**Goal**.
Locate and copy all lines bearing the word "Project".

Stored data entries:
----

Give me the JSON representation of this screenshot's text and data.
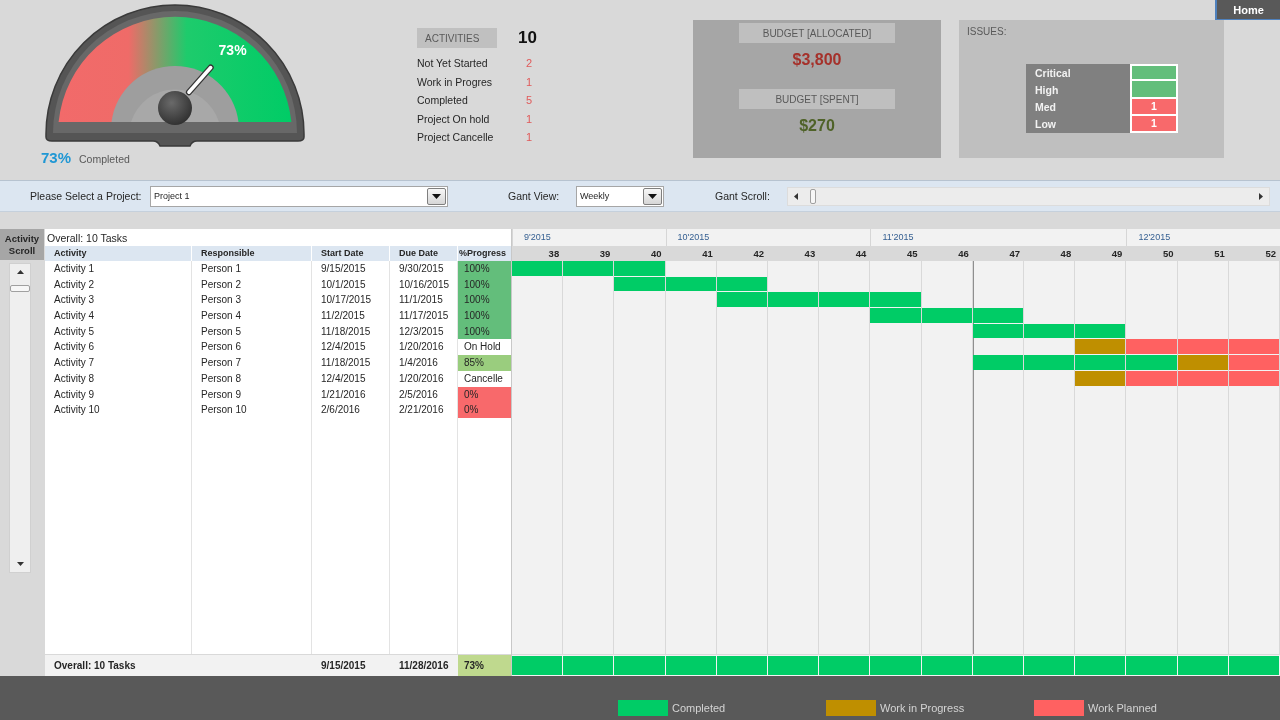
{
  "home_button": {
    "label": "Home"
  },
  "gauge": {
    "level": 0.73,
    "value_label": "73%",
    "caption_value": "73%",
    "caption": "Completed"
  },
  "activities": {
    "label": "ACTIVITIES",
    "total": "10",
    "rows": [
      {
        "label": "Not Yet Started",
        "value": "2"
      },
      {
        "label": "Work in Progres",
        "value": "1"
      },
      {
        "label": "Completed",
        "value": "5"
      },
      {
        "label": "Project On hold",
        "value": "1"
      },
      {
        "label": "Project Cancelle",
        "value": "1"
      }
    ]
  },
  "budget": {
    "allocated_label": "BUDGET [ALLOCATED]",
    "allocated_value": "$3,800",
    "spent_label": "BUDGET [SPENT]",
    "spent_value": "$270"
  },
  "issues": {
    "title": "ISSUES:",
    "rows": [
      {
        "label": "Critical",
        "color": "#63be7b"
      },
      {
        "label": "High",
        "color": "#63be7b"
      },
      {
        "label": "Med",
        "value": "1",
        "color": "#f8696b"
      },
      {
        "label": "Low",
        "value": "1",
        "color": "#f8696b"
      }
    ]
  },
  "controls": {
    "project_label": "Please Select a Project:",
    "project_value": "Project 1",
    "view_label": "Gant View:",
    "view_value": "Weekly",
    "scroll_label": "Gant Scroll:"
  },
  "activity_scroll": {
    "label": "Activity Scroll"
  },
  "table": {
    "overall": "Overall: 10 Tasks",
    "columns": [
      "Activity",
      "Responsible",
      "Start Date",
      "Due Date",
      "%Progress"
    ],
    "rows": [
      {
        "activity": "Activity 1",
        "responsible": "Person 1",
        "start": "9/15/2015",
        "due": "9/30/2015",
        "progress": "100%",
        "color": "#63be7b",
        "timeline": [
          {
            "kind": "completed"
          },
          {
            "kind": "completed"
          },
          {
            "kind": "completed"
          },
          {
            "kind": "none"
          },
          {
            "kind": "none"
          },
          {
            "kind": "none"
          },
          {
            "kind": "none"
          },
          {
            "kind": "none"
          },
          {
            "kind": "none"
          },
          {
            "kind": "none"
          },
          {
            "kind": "none"
          },
          {
            "kind": "none"
          },
          {
            "kind": "none"
          },
          {
            "kind": "none"
          },
          {
            "kind": "none"
          }
        ]
      },
      {
        "activity": "Activity 2",
        "responsible": "Person 2",
        "start": "10/1/2015",
        "due": "10/16/2015",
        "progress": "100%",
        "color": "#63be7b",
        "timeline": [
          {
            "kind": "none"
          },
          {
            "kind": "none"
          },
          {
            "kind": "completed"
          },
          {
            "kind": "completed"
          },
          {
            "kind": "completed"
          },
          {
            "kind": "none"
          },
          {
            "kind": "none"
          },
          {
            "kind": "none"
          },
          {
            "kind": "none"
          },
          {
            "kind": "none"
          },
          {
            "kind": "none"
          },
          {
            "kind": "none"
          },
          {
            "kind": "none"
          },
          {
            "kind": "none"
          },
          {
            "kind": "none"
          }
        ]
      },
      {
        "activity": "Activity 3",
        "responsible": "Person 3",
        "start": "10/17/2015",
        "due": "11/1/2015",
        "progress": "100%",
        "color": "#63be7b",
        "timeline": [
          {
            "kind": "none"
          },
          {
            "kind": "none"
          },
          {
            "kind": "none"
          },
          {
            "kind": "none"
          },
          {
            "kind": "completed"
          },
          {
            "kind": "completed"
          },
          {
            "kind": "completed"
          },
          {
            "kind": "completed"
          },
          {
            "kind": "none"
          },
          {
            "kind": "none"
          },
          {
            "kind": "none"
          },
          {
            "kind": "none"
          },
          {
            "kind": "none"
          },
          {
            "kind": "none"
          },
          {
            "kind": "none"
          }
        ]
      },
      {
        "activity": "Activity 4",
        "responsible": "Person 4",
        "start": "11/2/2015",
        "due": "11/17/2015",
        "progress": "100%",
        "color": "#63be7b",
        "timeline": [
          {
            "kind": "none"
          },
          {
            "kind": "none"
          },
          {
            "kind": "none"
          },
          {
            "kind": "none"
          },
          {
            "kind": "none"
          },
          {
            "kind": "none"
          },
          {
            "kind": "none"
          },
          {
            "kind": "completed"
          },
          {
            "kind": "completed"
          },
          {
            "kind": "completed"
          },
          {
            "kind": "none"
          },
          {
            "kind": "none"
          },
          {
            "kind": "none"
          },
          {
            "kind": "none"
          },
          {
            "kind": "none"
          }
        ]
      },
      {
        "activity": "Activity 5",
        "responsible": "Person 5",
        "start": "11/18/2015",
        "due": "12/3/2015",
        "progress": "100%",
        "color": "#63be7b",
        "timeline": [
          {
            "kind": "none"
          },
          {
            "kind": "none"
          },
          {
            "kind": "none"
          },
          {
            "kind": "none"
          },
          {
            "kind": "none"
          },
          {
            "kind": "none"
          },
          {
            "kind": "none"
          },
          {
            "kind": "none"
          },
          {
            "kind": "none"
          },
          {
            "kind": "completed"
          },
          {
            "kind": "completed"
          },
          {
            "kind": "completed"
          },
          {
            "kind": "none"
          },
          {
            "kind": "none"
          },
          {
            "kind": "none"
          }
        ]
      },
      {
        "activity": "Activity 6",
        "responsible": "Person 6",
        "start": "12/4/2015",
        "due": "1/20/2016",
        "progress": "On Hold",
        "timeline": [
          {
            "kind": "none"
          },
          {
            "kind": "none"
          },
          {
            "kind": "none"
          },
          {
            "kind": "none"
          },
          {
            "kind": "none"
          },
          {
            "kind": "none"
          },
          {
            "kind": "none"
          },
          {
            "kind": "none"
          },
          {
            "kind": "none"
          },
          {
            "kind": "none"
          },
          {
            "kind": "none"
          },
          {
            "kind": "in_progress"
          },
          {
            "kind": "planned"
          },
          {
            "kind": "planned"
          },
          {
            "kind": "planned"
          }
        ]
      },
      {
        "activity": "Activity 7",
        "responsible": "Person 7",
        "start": "11/18/2015",
        "due": "1/4/2016",
        "progress": "85%",
        "color": "#9acd7e",
        "timeline": [
          {
            "kind": "none"
          },
          {
            "kind": "none"
          },
          {
            "kind": "none"
          },
          {
            "kind": "none"
          },
          {
            "kind": "none"
          },
          {
            "kind": "none"
          },
          {
            "kind": "none"
          },
          {
            "kind": "none"
          },
          {
            "kind": "none"
          },
          {
            "kind": "completed"
          },
          {
            "kind": "completed"
          },
          {
            "kind": "completed"
          },
          {
            "kind": "completed"
          },
          {
            "kind": "in_progress"
          },
          {
            "kind": "planned"
          }
        ]
      },
      {
        "activity": "Activity 8",
        "responsible": "Person 8",
        "start": "12/4/2015",
        "due": "1/20/2016",
        "progress": "Cancelle",
        "timeline": [
          {
            "kind": "none"
          },
          {
            "kind": "none"
          },
          {
            "kind": "none"
          },
          {
            "kind": "none"
          },
          {
            "kind": "none"
          },
          {
            "kind": "none"
          },
          {
            "kind": "none"
          },
          {
            "kind": "none"
          },
          {
            "kind": "none"
          },
          {
            "kind": "none"
          },
          {
            "kind": "none"
          },
          {
            "kind": "in_progress"
          },
          {
            "kind": "planned"
          },
          {
            "kind": "planned"
          },
          {
            "kind": "planned"
          }
        ]
      },
      {
        "activity": "Activity 9",
        "responsible": "Person 9",
        "start": "1/21/2016",
        "due": "2/5/2016",
        "progress": "0%",
        "color": "#f8696b"
      },
      {
        "activity": "Activity 10",
        "responsible": "Person 10",
        "start": "2/6/2016",
        "due": "2/21/2016",
        "progress": "0%",
        "color": "#f8696b"
      }
    ],
    "footer": {
      "label": "Overall: 10 Tasks",
      "start": "9/15/2015",
      "due": "11/28/2016",
      "progress": "73%",
      "color": "#bfd98e",
      "timeline": [
        {
          "kind": "completed"
        },
        {
          "kind": "completed"
        },
        {
          "kind": "completed"
        },
        {
          "kind": "completed"
        },
        {
          "kind": "completed"
        },
        {
          "kind": "completed"
        },
        {
          "kind": "completed"
        },
        {
          "kind": "completed"
        },
        {
          "kind": "completed"
        },
        {
          "kind": "completed"
        },
        {
          "kind": "completed"
        },
        {
          "kind": "completed"
        },
        {
          "kind": "completed"
        },
        {
          "kind": "completed"
        },
        {
          "kind": "completed"
        }
      ]
    }
  },
  "gantt": {
    "months": [
      {
        "label": "9'2015",
        "weeks": [
          {
            "label": "38",
            "current": false
          },
          {
            "label": "39",
            "current": false
          },
          {
            "label": "40",
            "current": false
          }
        ]
      },
      {
        "label": "10'2015",
        "weeks": [
          {
            "label": "41",
            "current": false
          },
          {
            "label": "42",
            "current": false
          },
          {
            "label": "43",
            "current": false
          },
          {
            "label": "44",
            "current": false
          }
        ]
      },
      {
        "label": "11'2015",
        "weeks": [
          {
            "label": "45",
            "current": false
          },
          {
            "label": "46",
            "current": false
          },
          {
            "label": "47",
            "current": true
          },
          {
            "label": "48",
            "current": false
          },
          {
            "label": "49",
            "current": false
          }
        ]
      },
      {
        "label": "12'2015",
        "weeks": [
          {
            "label": "50",
            "current": false
          },
          {
            "label": "51",
            "current": false
          },
          {
            "label": "52",
            "current": false
          }
        ]
      }
    ]
  },
  "legend": [
    {
      "kind": "completed",
      "label": "Completed"
    },
    {
      "kind": "in_progress",
      "label": "Work in Progress"
    },
    {
      "kind": "planned",
      "label": "Work Planned"
    }
  ]
}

----

**Solution below**.
        "label": "Project On hold",
        "label": "Project Cancelle",
    "project_label": "Please Select a Project:",
    "project_value": "Project 1",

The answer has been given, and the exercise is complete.